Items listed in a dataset
_ _ _ _ _
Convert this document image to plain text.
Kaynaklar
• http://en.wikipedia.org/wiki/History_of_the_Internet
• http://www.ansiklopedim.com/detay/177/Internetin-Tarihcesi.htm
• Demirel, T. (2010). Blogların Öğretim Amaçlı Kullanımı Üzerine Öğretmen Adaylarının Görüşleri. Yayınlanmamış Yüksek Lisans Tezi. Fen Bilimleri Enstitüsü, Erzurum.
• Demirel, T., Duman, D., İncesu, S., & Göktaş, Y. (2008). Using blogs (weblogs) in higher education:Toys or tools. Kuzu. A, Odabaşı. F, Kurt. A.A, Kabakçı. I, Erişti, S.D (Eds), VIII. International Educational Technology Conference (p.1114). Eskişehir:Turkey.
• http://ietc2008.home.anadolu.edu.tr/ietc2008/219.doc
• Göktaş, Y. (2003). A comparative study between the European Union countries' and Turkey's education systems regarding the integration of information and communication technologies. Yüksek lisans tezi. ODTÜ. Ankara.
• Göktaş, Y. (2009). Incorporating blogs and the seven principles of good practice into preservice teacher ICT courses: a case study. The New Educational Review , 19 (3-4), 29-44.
_ _ _ _ _
## Work to do
Give only the number of lines in the listing above that include the string "http".

## Solution to this problem
3